EXERCISE DETAILS: Report how many lines below contain the word "options", and give only that number.

Data records
————

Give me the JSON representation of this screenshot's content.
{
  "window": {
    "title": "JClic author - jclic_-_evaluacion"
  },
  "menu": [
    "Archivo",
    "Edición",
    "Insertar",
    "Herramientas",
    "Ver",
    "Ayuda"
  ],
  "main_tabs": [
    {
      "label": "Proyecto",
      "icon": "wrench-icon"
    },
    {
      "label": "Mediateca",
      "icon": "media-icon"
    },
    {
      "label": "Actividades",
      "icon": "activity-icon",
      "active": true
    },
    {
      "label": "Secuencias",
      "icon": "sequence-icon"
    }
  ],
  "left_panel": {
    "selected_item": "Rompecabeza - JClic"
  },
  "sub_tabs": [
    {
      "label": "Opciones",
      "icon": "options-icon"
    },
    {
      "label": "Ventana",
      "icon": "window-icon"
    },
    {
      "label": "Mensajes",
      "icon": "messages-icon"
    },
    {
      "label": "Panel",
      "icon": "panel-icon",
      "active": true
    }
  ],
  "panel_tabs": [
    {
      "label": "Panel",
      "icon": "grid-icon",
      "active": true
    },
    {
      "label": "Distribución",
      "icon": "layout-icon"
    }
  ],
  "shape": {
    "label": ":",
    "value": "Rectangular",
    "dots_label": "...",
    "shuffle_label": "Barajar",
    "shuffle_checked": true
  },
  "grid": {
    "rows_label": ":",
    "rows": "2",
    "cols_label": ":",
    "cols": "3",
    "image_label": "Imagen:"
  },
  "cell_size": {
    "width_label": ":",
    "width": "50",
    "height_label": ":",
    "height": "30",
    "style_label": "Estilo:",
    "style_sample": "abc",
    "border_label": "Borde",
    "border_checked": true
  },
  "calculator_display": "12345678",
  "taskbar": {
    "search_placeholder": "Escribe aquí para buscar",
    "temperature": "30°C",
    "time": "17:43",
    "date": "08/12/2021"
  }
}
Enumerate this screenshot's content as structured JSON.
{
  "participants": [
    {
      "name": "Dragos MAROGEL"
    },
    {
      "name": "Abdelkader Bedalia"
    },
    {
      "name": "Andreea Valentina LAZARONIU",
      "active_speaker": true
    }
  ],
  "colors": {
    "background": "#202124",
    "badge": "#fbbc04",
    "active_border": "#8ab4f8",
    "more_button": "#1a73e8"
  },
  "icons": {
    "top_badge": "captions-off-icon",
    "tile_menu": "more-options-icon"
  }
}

————

EXERCISE ANSWER: 2